--- Start of Exercise data ---

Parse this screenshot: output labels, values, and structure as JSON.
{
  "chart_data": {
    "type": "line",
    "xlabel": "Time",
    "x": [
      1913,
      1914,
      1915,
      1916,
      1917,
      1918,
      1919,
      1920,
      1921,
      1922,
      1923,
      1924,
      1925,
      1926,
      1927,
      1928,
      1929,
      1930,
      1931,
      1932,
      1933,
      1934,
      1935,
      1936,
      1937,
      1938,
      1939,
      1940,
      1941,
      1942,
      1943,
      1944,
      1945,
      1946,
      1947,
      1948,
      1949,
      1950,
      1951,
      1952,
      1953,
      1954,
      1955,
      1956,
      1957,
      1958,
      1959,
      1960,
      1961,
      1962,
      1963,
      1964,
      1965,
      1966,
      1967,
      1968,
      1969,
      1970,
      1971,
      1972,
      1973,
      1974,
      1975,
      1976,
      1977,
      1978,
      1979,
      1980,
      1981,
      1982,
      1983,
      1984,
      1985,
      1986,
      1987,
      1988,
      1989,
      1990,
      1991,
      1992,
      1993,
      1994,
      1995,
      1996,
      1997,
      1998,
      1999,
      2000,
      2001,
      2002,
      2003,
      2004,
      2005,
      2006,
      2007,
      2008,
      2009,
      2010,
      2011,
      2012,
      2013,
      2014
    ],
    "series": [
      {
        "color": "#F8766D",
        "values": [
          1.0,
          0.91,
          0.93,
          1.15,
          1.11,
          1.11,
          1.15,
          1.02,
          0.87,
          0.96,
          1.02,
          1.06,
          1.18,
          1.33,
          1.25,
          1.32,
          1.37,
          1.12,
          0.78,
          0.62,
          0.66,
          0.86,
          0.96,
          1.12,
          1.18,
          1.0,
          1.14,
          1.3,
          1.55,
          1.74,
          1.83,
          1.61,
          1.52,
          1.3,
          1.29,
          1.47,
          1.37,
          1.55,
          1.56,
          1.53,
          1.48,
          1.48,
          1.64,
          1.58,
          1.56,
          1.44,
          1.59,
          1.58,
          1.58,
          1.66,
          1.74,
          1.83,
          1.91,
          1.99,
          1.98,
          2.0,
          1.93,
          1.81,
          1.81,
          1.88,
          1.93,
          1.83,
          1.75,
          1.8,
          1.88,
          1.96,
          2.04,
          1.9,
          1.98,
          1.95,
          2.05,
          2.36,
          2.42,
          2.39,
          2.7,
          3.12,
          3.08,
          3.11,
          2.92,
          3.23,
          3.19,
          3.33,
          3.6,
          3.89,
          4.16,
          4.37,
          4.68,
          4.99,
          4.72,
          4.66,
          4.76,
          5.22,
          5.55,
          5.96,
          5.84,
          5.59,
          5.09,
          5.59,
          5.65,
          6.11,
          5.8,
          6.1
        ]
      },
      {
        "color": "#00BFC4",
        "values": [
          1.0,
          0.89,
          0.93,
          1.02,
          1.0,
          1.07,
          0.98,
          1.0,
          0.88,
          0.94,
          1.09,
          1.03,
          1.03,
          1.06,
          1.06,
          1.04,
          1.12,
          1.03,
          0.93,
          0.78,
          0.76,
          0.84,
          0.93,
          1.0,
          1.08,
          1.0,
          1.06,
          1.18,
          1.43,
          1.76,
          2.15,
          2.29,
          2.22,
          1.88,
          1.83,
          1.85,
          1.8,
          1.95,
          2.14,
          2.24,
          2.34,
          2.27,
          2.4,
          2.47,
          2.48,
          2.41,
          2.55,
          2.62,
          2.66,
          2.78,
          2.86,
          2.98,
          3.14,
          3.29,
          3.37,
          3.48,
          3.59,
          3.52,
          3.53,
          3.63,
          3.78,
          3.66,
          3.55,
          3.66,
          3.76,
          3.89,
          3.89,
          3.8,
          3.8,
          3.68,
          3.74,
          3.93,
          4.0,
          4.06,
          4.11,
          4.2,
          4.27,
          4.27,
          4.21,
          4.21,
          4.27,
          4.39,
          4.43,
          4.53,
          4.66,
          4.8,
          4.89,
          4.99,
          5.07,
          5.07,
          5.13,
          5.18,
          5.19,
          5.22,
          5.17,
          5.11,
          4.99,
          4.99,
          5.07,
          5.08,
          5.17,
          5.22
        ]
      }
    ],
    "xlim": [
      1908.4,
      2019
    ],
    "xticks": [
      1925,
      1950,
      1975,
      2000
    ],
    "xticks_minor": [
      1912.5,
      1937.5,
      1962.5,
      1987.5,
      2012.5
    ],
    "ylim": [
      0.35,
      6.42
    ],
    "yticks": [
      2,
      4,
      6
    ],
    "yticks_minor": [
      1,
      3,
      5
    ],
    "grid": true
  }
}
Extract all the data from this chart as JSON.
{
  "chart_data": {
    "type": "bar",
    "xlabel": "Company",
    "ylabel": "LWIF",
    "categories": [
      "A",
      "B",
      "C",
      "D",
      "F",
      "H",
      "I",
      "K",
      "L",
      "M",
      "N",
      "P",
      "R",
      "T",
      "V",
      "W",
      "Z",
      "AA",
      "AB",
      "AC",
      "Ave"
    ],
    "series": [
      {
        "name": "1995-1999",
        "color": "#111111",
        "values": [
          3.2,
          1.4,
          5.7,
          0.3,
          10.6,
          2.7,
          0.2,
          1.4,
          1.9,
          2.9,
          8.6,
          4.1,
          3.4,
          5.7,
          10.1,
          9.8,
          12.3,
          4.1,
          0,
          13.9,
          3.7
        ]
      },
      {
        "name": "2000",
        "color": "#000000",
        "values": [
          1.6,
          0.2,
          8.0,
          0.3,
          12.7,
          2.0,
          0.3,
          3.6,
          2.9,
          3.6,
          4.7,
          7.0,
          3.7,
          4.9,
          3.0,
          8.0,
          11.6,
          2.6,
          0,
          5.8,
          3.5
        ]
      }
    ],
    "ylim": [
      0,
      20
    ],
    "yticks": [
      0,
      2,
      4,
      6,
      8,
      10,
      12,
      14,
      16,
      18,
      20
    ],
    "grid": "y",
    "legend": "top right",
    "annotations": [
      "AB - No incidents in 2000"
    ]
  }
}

--- End of Exercise data ---
--- Start of Exercise data ---

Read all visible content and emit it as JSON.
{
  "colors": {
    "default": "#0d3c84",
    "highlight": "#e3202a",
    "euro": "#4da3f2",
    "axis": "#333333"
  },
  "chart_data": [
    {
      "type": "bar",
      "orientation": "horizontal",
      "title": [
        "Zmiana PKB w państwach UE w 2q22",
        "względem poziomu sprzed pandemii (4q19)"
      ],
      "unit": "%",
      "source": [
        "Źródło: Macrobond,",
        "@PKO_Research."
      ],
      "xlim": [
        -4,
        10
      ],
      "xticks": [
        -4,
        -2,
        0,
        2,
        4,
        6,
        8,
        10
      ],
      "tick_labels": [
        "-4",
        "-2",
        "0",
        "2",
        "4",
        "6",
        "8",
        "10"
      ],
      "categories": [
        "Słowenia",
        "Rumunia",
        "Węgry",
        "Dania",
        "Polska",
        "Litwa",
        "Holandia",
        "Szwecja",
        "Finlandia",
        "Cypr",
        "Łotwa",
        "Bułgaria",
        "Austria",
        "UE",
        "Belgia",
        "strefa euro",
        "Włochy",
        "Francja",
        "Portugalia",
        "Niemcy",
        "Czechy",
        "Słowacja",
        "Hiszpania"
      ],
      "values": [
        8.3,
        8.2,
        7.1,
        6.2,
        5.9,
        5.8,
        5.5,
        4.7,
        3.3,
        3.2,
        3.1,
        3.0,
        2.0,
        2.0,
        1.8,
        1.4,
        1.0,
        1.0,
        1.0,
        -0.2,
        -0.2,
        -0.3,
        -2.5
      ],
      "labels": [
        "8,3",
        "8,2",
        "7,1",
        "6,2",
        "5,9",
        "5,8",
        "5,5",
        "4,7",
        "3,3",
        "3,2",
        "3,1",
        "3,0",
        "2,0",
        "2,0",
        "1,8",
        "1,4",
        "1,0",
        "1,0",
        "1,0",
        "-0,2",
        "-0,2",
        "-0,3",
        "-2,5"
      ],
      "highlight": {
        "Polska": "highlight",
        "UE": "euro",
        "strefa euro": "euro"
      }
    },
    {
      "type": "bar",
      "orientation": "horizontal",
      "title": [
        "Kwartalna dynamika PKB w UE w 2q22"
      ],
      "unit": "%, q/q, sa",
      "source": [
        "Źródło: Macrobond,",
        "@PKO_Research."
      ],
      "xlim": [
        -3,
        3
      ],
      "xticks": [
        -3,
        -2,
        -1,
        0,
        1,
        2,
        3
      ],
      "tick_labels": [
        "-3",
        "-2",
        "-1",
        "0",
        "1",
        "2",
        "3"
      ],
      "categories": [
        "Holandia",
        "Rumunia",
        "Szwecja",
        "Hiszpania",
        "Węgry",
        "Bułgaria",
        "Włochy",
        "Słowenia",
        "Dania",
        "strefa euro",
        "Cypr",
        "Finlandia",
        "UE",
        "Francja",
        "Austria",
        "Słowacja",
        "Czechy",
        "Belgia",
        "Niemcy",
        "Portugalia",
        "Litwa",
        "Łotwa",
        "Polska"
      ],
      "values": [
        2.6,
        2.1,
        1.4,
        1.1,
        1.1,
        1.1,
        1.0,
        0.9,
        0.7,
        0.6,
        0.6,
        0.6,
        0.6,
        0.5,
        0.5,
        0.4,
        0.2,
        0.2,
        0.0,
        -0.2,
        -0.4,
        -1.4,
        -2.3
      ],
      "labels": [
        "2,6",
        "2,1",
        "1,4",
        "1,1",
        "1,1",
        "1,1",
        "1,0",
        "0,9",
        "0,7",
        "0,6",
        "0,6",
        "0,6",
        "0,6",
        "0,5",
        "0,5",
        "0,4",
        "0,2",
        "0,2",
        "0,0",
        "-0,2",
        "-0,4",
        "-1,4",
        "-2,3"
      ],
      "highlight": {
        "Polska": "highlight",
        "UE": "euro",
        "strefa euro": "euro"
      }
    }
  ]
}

--- End of Exercise data ---
--- Start of Exercise data ---

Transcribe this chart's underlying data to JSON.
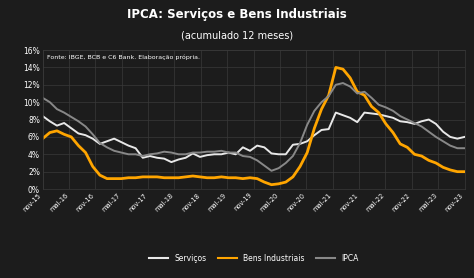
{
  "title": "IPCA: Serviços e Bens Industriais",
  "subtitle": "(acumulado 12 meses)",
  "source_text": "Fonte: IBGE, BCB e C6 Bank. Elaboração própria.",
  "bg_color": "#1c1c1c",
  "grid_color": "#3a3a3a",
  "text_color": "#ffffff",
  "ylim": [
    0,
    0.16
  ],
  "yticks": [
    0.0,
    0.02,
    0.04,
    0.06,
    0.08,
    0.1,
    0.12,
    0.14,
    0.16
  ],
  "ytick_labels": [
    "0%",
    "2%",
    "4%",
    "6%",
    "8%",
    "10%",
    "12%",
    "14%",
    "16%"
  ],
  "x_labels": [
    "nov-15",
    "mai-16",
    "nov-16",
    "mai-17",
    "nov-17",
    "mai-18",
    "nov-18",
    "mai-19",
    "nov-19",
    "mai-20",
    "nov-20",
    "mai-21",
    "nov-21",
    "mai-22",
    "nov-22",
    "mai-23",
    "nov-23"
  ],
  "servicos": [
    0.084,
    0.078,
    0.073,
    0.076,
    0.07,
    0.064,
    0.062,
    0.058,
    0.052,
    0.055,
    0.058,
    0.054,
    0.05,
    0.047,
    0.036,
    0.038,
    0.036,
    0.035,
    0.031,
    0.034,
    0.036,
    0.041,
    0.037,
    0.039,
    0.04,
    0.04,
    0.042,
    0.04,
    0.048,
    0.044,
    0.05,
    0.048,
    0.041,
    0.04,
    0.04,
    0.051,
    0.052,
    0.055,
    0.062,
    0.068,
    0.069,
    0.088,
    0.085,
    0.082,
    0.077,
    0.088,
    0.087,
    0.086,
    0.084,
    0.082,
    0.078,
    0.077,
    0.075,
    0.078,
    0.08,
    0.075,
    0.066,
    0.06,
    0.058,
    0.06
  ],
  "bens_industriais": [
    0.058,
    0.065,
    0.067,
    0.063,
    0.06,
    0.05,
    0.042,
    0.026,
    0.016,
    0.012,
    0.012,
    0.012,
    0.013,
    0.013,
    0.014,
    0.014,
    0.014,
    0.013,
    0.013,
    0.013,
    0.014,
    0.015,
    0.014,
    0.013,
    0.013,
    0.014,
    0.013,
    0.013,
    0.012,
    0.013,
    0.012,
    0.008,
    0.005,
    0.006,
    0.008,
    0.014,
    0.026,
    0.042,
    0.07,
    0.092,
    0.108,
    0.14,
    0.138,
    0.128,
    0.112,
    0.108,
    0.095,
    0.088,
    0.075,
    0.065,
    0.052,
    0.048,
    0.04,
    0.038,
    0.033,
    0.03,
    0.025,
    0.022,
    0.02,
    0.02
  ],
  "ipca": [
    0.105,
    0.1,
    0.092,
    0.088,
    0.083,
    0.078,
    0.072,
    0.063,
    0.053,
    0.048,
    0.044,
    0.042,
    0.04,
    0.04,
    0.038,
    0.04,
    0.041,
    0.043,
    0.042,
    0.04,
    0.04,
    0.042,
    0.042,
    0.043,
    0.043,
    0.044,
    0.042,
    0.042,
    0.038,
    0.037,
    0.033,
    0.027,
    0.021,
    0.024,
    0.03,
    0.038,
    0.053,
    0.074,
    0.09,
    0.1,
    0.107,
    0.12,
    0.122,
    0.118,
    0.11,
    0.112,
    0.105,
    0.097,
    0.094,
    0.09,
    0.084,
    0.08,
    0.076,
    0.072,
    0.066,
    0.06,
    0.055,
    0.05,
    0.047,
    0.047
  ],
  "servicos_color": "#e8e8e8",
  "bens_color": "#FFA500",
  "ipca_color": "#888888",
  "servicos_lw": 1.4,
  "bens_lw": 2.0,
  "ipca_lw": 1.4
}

--- End of Exercise data ---

Directions ▸
Using the records above, copy each line that contains "Polska".

Final result ▸
        "Polska",
        "Polska": "highlight",
        "Polska"
        "Polska": "highlight",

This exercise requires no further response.